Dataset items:
--- Start ---

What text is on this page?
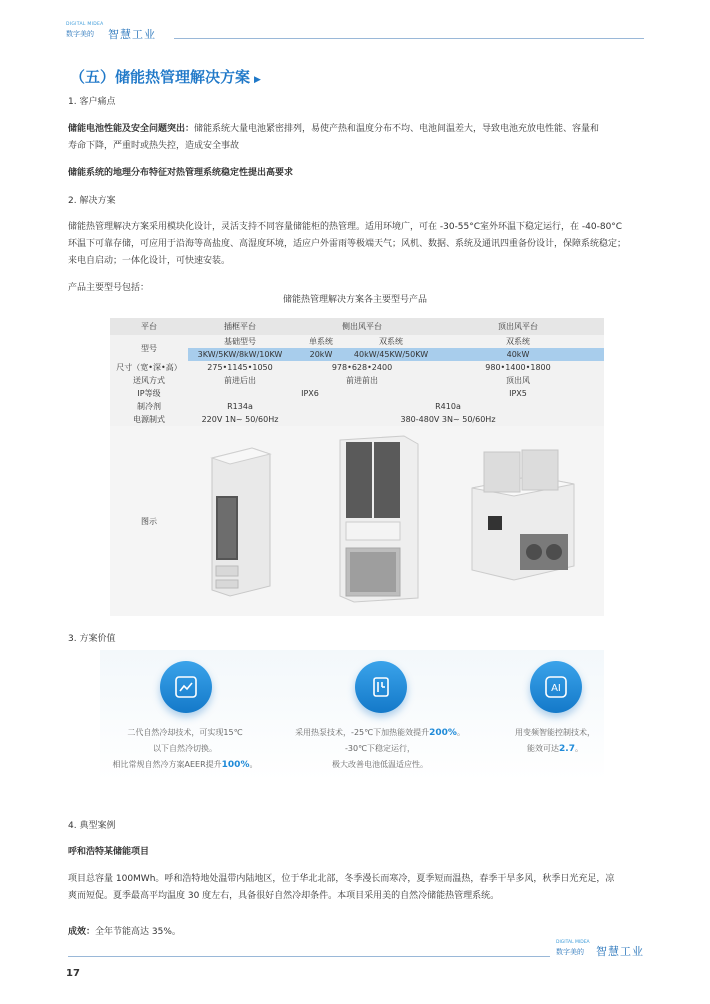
DIGITAL MIDEA
数字美的 智慧工业
（五）储能热管理解决方案 ▶
1. 客户痛点
储能电池性能及安全问题突出：储能系统大量电池紧密排列，易使产热和温度分布不均、电池间温差大，导致电池充放电性能、容量和
寿命下降，严重时或热失控，造成安全事故
储能系统的地理分布特征对热管理系统稳定性提出高要求
2. 解决方案
储能热管理解决方案采用模块化设计，灵活支持不同容量储能柜的热管理。适用环境广，可在 -30-55°C室外环温下稳定运行，在 -40-80°C
环温下可靠存储，可应用于沿海等高盐度、高湿度环境，适应户外雷雨等极端天气；风机、数据、系统及通讯四重备份设计，保障系统稳定；
来电自启动；一体化设计，可快速安装。
产品主要型号包括：
储能热管理解决方案各主要型号产品
平台	插框平台	侧出风平台		顶出风平台
型号	基础型号	单系统	双系统	双系统
	3KW/5KW/8kW/10KW	20kW	40kW/45KW/50KW	40kW
尺寸（宽•深•高）	275•1145•1050	978•628•2400		980•1400•1800
送风方式	前进后出	前进前出		顶出风
IP等级	IPX6			IPX5
制冷剂	R134a	R410a		
电源制式	220V 1N~ 50/60Hz	380-480V 3N~ 50/60Hz		
图示				
3. 方案价值
AI
二代自然冷却技术，可实现15℃
以下自然冷切换。
相比常规自然冷方案AEER提升100%。
采用热泵技术，-25℃下加热能效提升200%。
-30℃下稳定运行，
极大改善电池低温适应性。
用变频智能控制技术，
能效可达2.7。
4. 典型案例
呼和浩特某储能项目
项目总容量 100MWh。呼和浩特地处温带内陆地区，位于华北北部，冬季漫长而寒冷，夏季短而温热，春季干旱多风，秋季日光充足，凉
爽而短促。夏季最高平均温度 30 度左右，具备很好自然冷却条件。本项目采用美的自然冷储能热管理系统。
成效：全年节能高达 35%。
DIGITAL MIDEA
数字美的 智慧工业
17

--- End ---

Work required. Repeat the data exactly, without the pictures.

Exercise result.
What text is on this page?
DIGITAL MIDEA
数字美的 智慧工业
（五）储能热管理解决方案 ▶
1. 客户痛点
储能电池性能及安全问题突出：储能系统大量电池紧密排列，易使产热和温度分布不均、电池间温差大，导致电池充放电性能、容量和
寿命下降，严重时或热失控，造成安全事故
储能系统的地理分布特征对热管理系统稳定性提出高要求
2. 解决方案
储能热管理解决方案采用模块化设计，灵活支持不同容量储能柜的热管理。适用环境广，可在 -30-55°C室外环温下稳定运行，在 -40-80°C
环温下可靠存储，可应用于沿海等高盐度、高湿度环境，适应户外雷雨等极端天气；风机、数据、系统及通讯四重备份设计，保障系统稳定；
来电自启动；一体化设计，可快速安装。
产品主要型号包括：
储能热管理解决方案各主要型号产品
平台	插框平台	侧出风平台		顶出风平台
型号	基础型号	单系统	双系统	双系统
	3KW/5KW/8kW/10KW	20kW	40kW/45KW/50KW	40kW
尺寸（宽•深•高）	275•1145•1050	978•628•2400		980•1400•1800
送风方式	前进后出	前进前出		顶出风
IP等级	IPX6			IPX5
制冷剂	R134a	R410a		
电源制式	220V 1N~ 50/60Hz	380-480V 3N~ 50/60Hz		
图示				
3. 方案价值
AI
二代自然冷却技术，可实现15℃
以下自然冷切换。
相比常规自然冷方案AEER提升100%。
采用热泵技术，-25℃下加热能效提升200%。
-30℃下稳定运行，
极大改善电池低温适应性。
用变频智能控制技术，
能效可达2.7。
4. 典型案例
呼和浩特某储能项目
项目总容量 100MWh。呼和浩特地处温带内陆地区，位于华北北部，冬季漫长而寒冷，夏季短而温热，春季干旱多风，秋季日光充足，凉
爽而短促。夏季最高平均温度 30 度左右，具备很好自然冷却条件。本项目采用美的自然冷储能热管理系统。
成效：全年节能高达 35%。
DIGITAL MIDEA
数字美的 智慧工业
17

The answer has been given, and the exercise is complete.